Dataset entries:
------------------------------------
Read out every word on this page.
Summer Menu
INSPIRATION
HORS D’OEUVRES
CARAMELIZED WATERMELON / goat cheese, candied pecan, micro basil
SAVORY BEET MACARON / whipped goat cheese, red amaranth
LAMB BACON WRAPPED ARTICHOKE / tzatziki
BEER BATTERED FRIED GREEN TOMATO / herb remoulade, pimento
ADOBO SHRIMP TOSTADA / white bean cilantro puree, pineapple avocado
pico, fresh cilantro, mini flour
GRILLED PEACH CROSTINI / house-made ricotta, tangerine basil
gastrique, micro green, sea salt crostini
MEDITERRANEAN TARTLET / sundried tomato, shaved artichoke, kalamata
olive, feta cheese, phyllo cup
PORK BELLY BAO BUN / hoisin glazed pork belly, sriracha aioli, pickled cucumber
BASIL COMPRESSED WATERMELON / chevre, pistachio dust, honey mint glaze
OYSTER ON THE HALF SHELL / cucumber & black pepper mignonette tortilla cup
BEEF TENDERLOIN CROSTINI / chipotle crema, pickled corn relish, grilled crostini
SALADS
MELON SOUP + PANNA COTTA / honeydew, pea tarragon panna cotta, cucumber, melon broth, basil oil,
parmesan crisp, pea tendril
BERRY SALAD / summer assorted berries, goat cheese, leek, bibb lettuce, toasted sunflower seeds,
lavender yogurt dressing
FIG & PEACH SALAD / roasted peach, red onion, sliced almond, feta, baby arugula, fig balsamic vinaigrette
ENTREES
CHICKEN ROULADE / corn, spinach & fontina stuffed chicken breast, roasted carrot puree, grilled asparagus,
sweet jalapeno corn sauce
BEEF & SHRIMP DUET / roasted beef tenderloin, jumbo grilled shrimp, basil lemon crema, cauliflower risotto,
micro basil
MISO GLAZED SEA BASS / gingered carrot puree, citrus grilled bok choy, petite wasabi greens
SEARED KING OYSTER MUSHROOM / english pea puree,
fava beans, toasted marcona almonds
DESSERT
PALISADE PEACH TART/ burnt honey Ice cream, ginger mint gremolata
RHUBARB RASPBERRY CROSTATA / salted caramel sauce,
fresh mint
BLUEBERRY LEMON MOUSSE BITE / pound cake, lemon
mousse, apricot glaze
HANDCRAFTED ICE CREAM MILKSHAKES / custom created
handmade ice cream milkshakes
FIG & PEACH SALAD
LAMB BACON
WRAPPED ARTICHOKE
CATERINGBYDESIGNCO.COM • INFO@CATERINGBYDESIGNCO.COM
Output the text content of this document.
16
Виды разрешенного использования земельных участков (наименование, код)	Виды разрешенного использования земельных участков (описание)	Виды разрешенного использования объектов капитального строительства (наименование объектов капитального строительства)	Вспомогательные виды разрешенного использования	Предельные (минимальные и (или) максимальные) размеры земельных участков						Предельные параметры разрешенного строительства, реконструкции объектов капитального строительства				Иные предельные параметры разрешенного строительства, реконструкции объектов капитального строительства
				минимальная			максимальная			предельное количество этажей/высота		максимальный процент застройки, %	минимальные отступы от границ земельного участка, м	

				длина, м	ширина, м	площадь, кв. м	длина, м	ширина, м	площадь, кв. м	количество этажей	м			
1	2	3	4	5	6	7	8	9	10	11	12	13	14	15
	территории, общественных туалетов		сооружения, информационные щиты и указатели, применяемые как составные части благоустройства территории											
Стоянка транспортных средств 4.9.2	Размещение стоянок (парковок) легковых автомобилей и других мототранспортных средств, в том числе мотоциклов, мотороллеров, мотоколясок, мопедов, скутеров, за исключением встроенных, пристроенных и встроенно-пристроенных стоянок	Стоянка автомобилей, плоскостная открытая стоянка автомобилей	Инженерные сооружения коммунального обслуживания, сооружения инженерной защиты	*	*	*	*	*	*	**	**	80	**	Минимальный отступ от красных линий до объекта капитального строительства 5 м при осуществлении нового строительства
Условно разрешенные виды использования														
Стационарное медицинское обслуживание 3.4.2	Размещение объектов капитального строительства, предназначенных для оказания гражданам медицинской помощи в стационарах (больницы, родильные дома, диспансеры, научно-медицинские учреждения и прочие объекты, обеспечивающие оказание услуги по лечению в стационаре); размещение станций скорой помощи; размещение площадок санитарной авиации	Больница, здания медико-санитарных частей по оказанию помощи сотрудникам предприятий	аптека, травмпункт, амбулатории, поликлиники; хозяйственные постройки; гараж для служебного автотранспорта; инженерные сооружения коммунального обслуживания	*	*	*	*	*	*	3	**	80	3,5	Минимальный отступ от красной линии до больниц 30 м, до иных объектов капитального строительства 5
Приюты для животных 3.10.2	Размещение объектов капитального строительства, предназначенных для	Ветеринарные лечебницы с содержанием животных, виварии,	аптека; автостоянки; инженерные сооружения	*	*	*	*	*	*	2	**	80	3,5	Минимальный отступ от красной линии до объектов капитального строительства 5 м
------------------------------------
Task prompt
Each record should come back exactly as written.

Completed exercise
Read out every word on this page.
Summer Menu
INSPIRATION
HORS D’OEUVRES
CARAMELIZED WATERMELON / goat cheese, candied pecan, micro basil
SAVORY BEET MACARON / whipped goat cheese, red amaranth
LAMB BACON WRAPPED ARTICHOKE / tzatziki
BEER BATTERED FRIED GREEN TOMATO / herb remoulade, pimento
ADOBO SHRIMP TOSTADA / white bean cilantro puree, pineapple avocado
pico, fresh cilantro, mini flour
GRILLED PEACH CROSTINI / house-made ricotta, tangerine basil
gastrique, micro green, sea salt crostini
MEDITERRANEAN TARTLET / sundried tomato, shaved artichoke, kalamata
olive, feta cheese, phyllo cup
PORK BELLY BAO BUN / hoisin glazed pork belly, sriracha aioli, pickled cucumber
BASIL COMPRESSED WATERMELON / chevre, pistachio dust, honey mint glaze
OYSTER ON THE HALF SHELL / cucumber & black pepper mignonette tortilla cup
BEEF TENDERLOIN CROSTINI / chipotle crema, pickled corn relish, grilled crostini
SALADS
MELON SOUP + PANNA COTTA / honeydew, pea tarragon panna cotta, cucumber, melon broth, basil oil,
parmesan crisp, pea tendril
BERRY SALAD / summer assorted berries, goat cheese, leek, bibb lettuce, toasted sunflower seeds,
lavender yogurt dressing
FIG & PEACH SALAD / roasted peach, red onion, sliced almond, feta, baby arugula, fig balsamic vinaigrette
ENTREES
CHICKEN ROULADE / corn, spinach & fontina stuffed chicken breast, roasted carrot puree, grilled asparagus,
sweet jalapeno corn sauce
BEEF & SHRIMP DUET / roasted beef tenderloin, jumbo grilled shrimp, basil lemon crema, cauliflower risotto,
micro basil
MISO GLAZED SEA BASS / gingered carrot puree, citrus grilled bok choy, petite wasabi greens
SEARED KING OYSTER MUSHROOM / english pea puree,
fava beans, toasted marcona almonds
DESSERT
PALISADE PEACH TART/ burnt honey Ice cream, ginger mint gremolata
RHUBARB RASPBERRY CROSTATA / salted caramel sauce,
fresh mint
BLUEBERRY LEMON MOUSSE BITE / pound cake, lemon
mousse, apricot glaze
HANDCRAFTED ICE CREAM MILKSHAKES / custom created
handmade ice cream milkshakes
FIG & PEACH SALAD
LAMB BACON
WRAPPED ARTICHOKE
CATERINGBYDESIGNCO.COM • INFO@CATERINGBYDESIGNCO.COM
Output the text content of this document.
16
Виды разрешенного использования земельных участков (наименование, код)	Виды разрешенного использования земельных участков (описание)	Виды разрешенного использования объектов капитального строительства (наименование объектов капитального строительства)	Вспомогательные виды разрешенного использования	Предельные (минимальные и (или) максимальные) размеры земельных участков						Предельные параметры разрешенного строительства, реконструкции объектов капитального строительства				Иные предельные параметры разрешенного строительства, реконструкции объектов капитального строительства
				минимальная			максимальная			предельное количество этажей/высота		максимальный процент застройки, %	минимальные отступы от границ земельного участка, м	

				длина, м	ширина, м	площадь, кв. м	длина, м	ширина, м	площадь, кв. м	количество этажей	м			
1	2	3	4	5	6	7	8	9	10	11	12	13	14	15
	территории, общественных туалетов		сооружения, информационные щиты и указатели, применяемые как составные части благоустройства территории											
Стоянка транспортных средств 4.9.2	Размещение стоянок (парковок) легковых автомобилей и других мототранспортных средств, в том числе мотоциклов, мотороллеров, мотоколясок, мопедов, скутеров, за исключением встроенных, пристроенных и встроенно-пристроенных стоянок	Стоянка автомобилей, плоскостная открытая стоянка автомобилей	Инженерные сооружения коммунального обслуживания, сооружения инженерной защиты	*	*	*	*	*	*	**	**	80	**	Минимальный отступ от красных линий до объекта капитального строительства 5 м при осуществлении нового строительства
Условно разрешенные виды использования														
Стационарное медицинское обслуживание 3.4.2	Размещение объектов капитального строительства, предназначенных для оказания гражданам медицинской помощи в стационарах (больницы, родильные дома, диспансеры, научно-медицинские учреждения и прочие объекты, обеспечивающие оказание услуги по лечению в стационаре); размещение станций скорой помощи; размещение площадок санитарной авиации	Больница, здания медико-санитарных частей по оказанию помощи сотрудникам предприятий	аптека, травмпункт, амбулатории, поликлиники; хозяйственные постройки; гараж для служебного автотранспорта; инженерные сооружения коммунального обслуживания	*	*	*	*	*	*	3	**	80	3,5	Минимальный отступ от красной линии до больниц 30 м, до иных объектов капитального строительства 5
Приюты для животных 3.10.2	Размещение объектов капитального строительства, предназначенных для	Ветеринарные лечебницы с содержанием животных, виварии,	аптека; автостоянки; инженерные сооружения	*	*	*	*	*	*	2	**	80	3,5	Минимальный отступ от красной линии до объектов капитального строительства 5 м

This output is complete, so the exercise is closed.